(Do this):
Examine the entries and show every line in which the word "date" is found.

(Items from a dataset):
%%

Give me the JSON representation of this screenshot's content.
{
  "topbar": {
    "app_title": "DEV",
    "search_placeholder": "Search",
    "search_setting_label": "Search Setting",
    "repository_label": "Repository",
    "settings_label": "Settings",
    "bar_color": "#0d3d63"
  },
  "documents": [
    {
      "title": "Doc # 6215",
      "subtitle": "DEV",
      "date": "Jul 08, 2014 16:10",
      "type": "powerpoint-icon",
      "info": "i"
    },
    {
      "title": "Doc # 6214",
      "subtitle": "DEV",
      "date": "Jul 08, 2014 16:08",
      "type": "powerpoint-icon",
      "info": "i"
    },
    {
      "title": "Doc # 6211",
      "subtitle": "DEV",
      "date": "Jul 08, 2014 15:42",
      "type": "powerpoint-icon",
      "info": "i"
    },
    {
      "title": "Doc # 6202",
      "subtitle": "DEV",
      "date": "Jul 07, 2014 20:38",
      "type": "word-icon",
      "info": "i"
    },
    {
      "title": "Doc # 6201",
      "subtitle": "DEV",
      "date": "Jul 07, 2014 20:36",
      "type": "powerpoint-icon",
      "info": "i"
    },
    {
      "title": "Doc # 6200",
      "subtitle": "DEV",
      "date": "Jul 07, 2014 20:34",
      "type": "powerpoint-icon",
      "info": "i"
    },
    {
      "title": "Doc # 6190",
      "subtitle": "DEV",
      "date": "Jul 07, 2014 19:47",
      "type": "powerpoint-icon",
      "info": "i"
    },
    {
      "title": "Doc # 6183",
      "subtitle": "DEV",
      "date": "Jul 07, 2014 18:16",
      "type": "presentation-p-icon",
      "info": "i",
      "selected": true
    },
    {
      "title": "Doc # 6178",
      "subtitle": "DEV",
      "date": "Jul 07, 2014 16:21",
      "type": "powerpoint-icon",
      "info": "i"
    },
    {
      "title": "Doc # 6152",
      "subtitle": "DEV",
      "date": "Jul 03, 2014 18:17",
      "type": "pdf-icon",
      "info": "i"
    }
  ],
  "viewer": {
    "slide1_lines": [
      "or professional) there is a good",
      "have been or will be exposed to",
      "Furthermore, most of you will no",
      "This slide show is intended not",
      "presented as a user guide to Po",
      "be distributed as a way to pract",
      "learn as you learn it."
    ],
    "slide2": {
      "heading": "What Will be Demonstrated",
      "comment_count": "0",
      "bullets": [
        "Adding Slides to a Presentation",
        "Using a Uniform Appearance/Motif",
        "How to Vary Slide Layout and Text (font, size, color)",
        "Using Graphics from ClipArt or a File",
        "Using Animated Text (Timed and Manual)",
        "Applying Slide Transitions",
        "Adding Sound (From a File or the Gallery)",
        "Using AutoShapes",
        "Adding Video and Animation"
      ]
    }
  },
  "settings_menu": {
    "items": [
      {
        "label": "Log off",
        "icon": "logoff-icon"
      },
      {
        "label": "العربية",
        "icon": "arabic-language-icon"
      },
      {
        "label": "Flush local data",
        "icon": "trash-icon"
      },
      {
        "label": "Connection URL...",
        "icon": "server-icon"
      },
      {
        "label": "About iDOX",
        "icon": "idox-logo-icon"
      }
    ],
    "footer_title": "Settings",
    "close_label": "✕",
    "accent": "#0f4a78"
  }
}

%%

(Exercise result):
      "date": "Jul 08, 2014 16:10",
      "date": "Jul 08, 2014 16:08",
      "date": "Jul 08, 2014 15:42",
      "date": "Jul 07, 2014 20:38",
      "date": "Jul 07, 2014 20:36",
      "date": "Jul 07, 2014 20:34",
      "date": "Jul 07, 2014 19:47",
      "date": "Jul 07, 2014 18:16",
      "date": "Jul 07, 2014 16:21",
      "date": "Jul 03, 2014 18:17",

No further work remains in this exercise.